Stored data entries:
- - -

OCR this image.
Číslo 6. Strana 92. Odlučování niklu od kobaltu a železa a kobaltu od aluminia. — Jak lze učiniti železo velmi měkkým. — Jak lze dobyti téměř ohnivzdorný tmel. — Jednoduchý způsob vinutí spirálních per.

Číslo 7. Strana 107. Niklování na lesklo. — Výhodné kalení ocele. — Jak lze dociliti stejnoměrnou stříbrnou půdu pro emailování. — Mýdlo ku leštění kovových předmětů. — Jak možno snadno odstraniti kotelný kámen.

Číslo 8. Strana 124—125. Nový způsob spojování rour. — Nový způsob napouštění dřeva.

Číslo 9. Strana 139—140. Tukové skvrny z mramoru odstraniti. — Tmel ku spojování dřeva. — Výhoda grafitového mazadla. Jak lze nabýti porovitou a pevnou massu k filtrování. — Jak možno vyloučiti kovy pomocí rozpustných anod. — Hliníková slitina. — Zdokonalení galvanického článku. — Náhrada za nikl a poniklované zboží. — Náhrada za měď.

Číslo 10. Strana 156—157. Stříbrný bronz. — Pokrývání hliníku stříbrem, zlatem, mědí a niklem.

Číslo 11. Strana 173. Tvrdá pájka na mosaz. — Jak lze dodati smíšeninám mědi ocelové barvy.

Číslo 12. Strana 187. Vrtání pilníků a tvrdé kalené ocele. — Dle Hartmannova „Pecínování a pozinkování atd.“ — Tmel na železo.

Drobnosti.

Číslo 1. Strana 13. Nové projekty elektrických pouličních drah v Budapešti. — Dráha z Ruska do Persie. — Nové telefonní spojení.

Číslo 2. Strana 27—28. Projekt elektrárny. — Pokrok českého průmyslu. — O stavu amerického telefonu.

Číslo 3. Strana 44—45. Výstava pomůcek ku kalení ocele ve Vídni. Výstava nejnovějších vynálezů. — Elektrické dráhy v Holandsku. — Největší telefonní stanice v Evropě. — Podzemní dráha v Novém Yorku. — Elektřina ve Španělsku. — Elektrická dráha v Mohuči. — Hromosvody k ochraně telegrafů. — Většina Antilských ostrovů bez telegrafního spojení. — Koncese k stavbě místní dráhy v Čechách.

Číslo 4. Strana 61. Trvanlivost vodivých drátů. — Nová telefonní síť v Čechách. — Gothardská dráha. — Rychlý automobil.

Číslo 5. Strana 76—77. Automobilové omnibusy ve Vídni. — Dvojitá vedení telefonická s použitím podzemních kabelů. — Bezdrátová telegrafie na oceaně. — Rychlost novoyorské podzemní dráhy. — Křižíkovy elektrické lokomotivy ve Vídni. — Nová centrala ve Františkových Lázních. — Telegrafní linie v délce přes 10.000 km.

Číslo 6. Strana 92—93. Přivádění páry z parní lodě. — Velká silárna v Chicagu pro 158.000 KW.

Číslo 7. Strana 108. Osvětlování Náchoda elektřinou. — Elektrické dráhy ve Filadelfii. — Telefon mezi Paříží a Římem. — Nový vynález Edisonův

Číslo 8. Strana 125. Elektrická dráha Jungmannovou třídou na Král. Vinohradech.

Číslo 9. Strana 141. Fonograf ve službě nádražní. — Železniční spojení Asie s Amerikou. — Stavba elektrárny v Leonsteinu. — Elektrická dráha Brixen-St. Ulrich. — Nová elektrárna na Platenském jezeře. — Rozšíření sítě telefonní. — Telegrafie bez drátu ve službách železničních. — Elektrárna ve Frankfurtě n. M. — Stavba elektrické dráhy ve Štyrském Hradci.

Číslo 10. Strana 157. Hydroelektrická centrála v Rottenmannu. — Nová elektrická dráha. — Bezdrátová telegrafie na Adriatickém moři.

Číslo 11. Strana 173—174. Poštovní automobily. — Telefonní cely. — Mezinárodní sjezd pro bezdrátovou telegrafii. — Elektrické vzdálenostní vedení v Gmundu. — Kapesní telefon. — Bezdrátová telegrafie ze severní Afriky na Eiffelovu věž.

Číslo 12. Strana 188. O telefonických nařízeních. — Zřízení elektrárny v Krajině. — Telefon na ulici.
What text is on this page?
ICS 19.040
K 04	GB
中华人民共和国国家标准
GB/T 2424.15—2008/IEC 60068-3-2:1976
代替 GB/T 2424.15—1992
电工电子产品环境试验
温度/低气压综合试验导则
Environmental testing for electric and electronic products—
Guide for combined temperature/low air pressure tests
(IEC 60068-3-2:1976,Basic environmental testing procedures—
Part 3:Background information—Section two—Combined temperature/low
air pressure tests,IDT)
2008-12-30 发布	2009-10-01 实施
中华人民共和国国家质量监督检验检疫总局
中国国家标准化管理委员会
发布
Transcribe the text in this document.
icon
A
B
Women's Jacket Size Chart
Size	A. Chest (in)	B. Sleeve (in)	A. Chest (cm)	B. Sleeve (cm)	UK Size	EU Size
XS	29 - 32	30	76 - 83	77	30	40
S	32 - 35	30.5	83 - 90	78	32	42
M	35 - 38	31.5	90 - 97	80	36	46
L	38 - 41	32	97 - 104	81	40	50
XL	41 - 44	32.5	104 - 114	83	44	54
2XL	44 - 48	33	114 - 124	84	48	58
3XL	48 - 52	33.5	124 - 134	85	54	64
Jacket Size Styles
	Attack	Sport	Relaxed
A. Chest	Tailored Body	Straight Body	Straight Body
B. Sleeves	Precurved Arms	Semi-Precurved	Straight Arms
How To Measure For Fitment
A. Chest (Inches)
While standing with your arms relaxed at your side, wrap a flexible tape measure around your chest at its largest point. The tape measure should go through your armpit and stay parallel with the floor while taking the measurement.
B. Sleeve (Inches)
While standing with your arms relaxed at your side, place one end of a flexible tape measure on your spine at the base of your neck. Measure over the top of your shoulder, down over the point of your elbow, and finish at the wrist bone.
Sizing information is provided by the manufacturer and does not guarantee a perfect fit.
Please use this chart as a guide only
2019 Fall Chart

- - -

SET TASK
Filter lines by "information" and return each hit.

THE OUTPUT
Part 3:Background information—Section two—Combined temperature/low
Sizing information is provided by the manufacturer and does not guarantee a perfect fit.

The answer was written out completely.